**WHAT IS EXPECTED:** Provide only the number of lines in the listing that contain the string "title".

**DATA LINES:**
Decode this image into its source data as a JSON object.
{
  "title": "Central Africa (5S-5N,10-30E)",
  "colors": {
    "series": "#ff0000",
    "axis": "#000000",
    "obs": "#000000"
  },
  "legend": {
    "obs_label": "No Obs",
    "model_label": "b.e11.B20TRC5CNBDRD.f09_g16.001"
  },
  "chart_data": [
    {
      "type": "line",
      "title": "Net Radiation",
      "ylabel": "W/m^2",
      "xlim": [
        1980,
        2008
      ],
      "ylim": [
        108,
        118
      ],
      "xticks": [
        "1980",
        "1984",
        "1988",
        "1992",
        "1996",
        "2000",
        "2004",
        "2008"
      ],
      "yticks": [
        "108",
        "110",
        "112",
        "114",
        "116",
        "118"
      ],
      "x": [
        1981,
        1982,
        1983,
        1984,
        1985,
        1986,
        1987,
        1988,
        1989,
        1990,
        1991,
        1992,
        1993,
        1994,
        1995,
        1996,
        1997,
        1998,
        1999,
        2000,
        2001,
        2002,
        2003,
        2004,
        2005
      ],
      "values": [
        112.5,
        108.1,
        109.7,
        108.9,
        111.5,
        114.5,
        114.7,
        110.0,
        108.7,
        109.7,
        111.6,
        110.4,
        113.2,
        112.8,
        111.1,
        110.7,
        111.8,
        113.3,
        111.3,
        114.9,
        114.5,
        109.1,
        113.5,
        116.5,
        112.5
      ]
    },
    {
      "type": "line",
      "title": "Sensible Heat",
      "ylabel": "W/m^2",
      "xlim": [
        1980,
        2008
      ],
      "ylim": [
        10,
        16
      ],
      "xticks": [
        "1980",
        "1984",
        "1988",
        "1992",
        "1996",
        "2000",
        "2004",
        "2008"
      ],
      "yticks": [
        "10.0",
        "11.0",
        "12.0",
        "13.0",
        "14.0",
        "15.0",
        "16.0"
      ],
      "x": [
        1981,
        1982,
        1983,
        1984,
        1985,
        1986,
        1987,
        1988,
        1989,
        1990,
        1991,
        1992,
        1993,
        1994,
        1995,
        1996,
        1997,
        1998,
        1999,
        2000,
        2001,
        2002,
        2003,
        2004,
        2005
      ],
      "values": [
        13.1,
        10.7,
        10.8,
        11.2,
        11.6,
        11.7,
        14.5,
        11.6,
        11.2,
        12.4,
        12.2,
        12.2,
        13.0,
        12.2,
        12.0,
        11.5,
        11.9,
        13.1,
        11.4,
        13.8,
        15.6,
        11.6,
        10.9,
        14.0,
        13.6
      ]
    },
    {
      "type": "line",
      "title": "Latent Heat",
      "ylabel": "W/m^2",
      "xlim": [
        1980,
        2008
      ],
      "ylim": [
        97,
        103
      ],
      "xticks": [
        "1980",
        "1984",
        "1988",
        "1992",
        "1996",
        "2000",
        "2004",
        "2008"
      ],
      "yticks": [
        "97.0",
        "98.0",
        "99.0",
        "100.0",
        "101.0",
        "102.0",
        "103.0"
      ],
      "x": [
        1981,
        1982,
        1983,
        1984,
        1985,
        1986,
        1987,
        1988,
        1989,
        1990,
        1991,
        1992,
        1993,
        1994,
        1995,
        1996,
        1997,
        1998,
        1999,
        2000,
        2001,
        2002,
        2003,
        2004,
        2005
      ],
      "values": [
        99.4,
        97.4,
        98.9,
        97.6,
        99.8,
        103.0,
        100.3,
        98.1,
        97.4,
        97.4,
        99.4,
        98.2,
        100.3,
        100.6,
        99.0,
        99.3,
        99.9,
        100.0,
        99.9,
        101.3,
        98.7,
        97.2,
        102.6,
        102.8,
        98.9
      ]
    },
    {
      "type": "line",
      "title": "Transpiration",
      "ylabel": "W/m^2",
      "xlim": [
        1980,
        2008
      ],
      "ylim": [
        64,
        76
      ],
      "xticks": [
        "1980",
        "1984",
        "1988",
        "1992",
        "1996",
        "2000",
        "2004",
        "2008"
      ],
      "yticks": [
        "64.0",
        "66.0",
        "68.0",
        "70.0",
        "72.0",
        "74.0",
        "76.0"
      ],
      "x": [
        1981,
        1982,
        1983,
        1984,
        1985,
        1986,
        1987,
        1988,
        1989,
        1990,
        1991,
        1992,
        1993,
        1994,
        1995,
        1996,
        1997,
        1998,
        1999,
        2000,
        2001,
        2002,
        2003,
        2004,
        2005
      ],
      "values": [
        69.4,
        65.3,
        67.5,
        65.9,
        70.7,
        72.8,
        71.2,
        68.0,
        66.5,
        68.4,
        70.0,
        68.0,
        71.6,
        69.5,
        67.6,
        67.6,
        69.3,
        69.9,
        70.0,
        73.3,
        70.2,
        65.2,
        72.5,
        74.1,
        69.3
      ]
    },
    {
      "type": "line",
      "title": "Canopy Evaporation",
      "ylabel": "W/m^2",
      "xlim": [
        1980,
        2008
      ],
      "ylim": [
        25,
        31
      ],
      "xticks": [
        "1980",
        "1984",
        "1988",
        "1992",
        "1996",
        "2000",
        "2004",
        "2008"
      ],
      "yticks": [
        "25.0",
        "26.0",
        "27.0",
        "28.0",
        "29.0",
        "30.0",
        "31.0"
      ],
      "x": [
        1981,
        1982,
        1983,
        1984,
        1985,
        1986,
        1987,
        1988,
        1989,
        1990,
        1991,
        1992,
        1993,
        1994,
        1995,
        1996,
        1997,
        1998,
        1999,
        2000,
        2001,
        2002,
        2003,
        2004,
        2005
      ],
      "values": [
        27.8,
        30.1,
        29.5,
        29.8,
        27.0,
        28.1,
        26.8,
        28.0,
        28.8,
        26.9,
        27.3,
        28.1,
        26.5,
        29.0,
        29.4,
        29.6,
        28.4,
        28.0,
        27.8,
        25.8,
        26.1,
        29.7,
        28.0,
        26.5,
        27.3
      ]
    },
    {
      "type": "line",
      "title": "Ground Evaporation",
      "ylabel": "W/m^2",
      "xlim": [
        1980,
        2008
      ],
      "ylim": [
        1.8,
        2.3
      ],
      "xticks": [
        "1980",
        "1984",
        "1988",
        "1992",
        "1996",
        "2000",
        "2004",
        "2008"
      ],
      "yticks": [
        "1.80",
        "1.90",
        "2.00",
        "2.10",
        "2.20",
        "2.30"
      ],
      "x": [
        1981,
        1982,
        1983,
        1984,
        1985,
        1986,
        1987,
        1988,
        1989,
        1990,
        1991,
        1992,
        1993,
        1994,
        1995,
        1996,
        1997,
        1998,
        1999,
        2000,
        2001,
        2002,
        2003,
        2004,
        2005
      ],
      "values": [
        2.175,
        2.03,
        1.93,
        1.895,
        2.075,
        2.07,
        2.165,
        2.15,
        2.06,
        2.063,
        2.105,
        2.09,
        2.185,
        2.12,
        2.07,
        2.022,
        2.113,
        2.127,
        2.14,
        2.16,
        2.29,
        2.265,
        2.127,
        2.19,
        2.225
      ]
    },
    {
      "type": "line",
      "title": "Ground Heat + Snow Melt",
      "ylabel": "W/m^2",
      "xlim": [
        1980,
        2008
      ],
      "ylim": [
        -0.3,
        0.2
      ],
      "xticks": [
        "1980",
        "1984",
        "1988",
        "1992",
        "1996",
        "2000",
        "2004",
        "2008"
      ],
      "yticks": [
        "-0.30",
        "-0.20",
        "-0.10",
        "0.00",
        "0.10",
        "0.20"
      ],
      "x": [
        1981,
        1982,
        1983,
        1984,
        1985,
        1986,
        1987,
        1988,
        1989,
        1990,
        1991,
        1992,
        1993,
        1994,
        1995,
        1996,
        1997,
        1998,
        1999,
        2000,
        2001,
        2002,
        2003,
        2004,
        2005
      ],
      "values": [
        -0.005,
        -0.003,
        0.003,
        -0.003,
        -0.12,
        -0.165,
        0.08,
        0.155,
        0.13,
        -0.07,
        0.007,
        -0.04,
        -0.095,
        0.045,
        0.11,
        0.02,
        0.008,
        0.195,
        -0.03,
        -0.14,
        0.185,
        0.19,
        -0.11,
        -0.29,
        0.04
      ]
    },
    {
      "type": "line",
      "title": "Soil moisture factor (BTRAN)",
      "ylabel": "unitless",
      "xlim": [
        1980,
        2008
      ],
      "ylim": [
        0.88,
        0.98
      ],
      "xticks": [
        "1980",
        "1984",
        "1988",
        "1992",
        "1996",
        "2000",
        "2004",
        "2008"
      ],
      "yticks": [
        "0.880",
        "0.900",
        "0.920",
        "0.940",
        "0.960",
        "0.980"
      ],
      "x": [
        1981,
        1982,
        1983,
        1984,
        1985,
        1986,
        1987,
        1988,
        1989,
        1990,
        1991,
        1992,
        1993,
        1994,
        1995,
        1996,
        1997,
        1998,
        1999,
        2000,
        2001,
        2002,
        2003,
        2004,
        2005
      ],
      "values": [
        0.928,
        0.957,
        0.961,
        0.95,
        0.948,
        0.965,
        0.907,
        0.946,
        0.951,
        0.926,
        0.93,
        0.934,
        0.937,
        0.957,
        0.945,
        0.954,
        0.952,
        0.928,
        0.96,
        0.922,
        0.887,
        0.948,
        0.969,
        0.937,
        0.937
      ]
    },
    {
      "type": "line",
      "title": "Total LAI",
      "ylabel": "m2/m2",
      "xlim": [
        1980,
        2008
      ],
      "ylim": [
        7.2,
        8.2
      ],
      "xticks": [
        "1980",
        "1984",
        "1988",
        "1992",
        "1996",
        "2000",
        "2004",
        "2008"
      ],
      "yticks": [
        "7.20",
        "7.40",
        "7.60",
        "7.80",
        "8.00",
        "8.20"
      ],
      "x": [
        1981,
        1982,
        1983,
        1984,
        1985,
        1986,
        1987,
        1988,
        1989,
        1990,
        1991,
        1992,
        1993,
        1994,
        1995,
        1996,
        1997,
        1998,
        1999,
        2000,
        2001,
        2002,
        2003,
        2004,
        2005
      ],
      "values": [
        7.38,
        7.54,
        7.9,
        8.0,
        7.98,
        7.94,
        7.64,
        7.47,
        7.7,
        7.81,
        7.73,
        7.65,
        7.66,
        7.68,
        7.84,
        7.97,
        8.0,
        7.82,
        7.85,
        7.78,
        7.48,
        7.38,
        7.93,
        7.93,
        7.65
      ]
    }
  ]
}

**THE RESULT:** 10